===== Records provided =====

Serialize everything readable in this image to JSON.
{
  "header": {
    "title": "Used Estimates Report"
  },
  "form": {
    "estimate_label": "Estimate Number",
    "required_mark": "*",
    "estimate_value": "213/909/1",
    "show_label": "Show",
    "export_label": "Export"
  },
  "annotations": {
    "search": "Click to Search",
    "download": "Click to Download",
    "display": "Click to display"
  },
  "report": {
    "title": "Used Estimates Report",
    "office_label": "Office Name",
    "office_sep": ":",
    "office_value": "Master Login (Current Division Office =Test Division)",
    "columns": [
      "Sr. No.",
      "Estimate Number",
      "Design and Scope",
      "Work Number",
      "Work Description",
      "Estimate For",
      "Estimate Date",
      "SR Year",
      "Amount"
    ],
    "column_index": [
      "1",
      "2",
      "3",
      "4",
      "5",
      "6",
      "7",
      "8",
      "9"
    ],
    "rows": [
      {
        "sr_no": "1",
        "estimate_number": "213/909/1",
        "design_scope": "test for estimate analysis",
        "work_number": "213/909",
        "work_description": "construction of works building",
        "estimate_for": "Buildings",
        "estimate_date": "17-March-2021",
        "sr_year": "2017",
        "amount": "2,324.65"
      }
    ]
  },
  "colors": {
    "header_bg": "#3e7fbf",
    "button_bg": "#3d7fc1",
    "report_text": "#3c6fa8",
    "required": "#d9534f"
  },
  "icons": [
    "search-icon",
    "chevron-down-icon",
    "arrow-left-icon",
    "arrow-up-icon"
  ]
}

=====

Task instructions:
Extract all the entries word for word.

Answer to the exercise:
Serialize everything readable in this image to JSON.
{
  "header": {
    "title": "Used Estimates Report"
  },
  "form": {
    "estimate_label": "Estimate Number",
    "required_mark": "*",
    "estimate_value": "213/909/1",
    "show_label": "Show",
    "export_label": "Export"
  },
  "annotations": {
    "search": "Click to Search",
    "download": "Click to Download",
    "display": "Click to display"
  },
  "report": {
    "title": "Used Estimates Report",
    "office_label": "Office Name",
    "office_sep": ":",
    "office_value": "Master Login (Current Division Office =Test Division)",
    "columns": [
      "Sr. No.",
      "Estimate Number",
      "Design and Scope",
      "Work Number",
      "Work Description",
      "Estimate For",
      "Estimate Date",
      "SR Year",
      "Amount"
    ],
    "column_index": [
      "1",
      "2",
      "3",
      "4",
      "5",
      "6",
      "7",
      "8",
      "9"
    ],
    "rows": [
      {
        "sr_no": "1",
        "estimate_number": "213/909/1",
        "design_scope": "test for estimate analysis",
        "work_number": "213/909",
        "work_description": "construction of works building",
        "estimate_for": "Buildings",
        "estimate_date": "17-March-2021",
        "sr_year": "2017",
        "amount": "2,324.65"
      }
    ]
  },
  "colors": {
    "header_bg": "#3e7fbf",
    "button_bg": "#3d7fc1",
    "report_text": "#3c6fa8",
    "required": "#d9534f"
  },
  "icons": [
    "search-icon",
    "chevron-down-icon",
    "arrow-left-icon",
    "arrow-up-icon"
  ]
}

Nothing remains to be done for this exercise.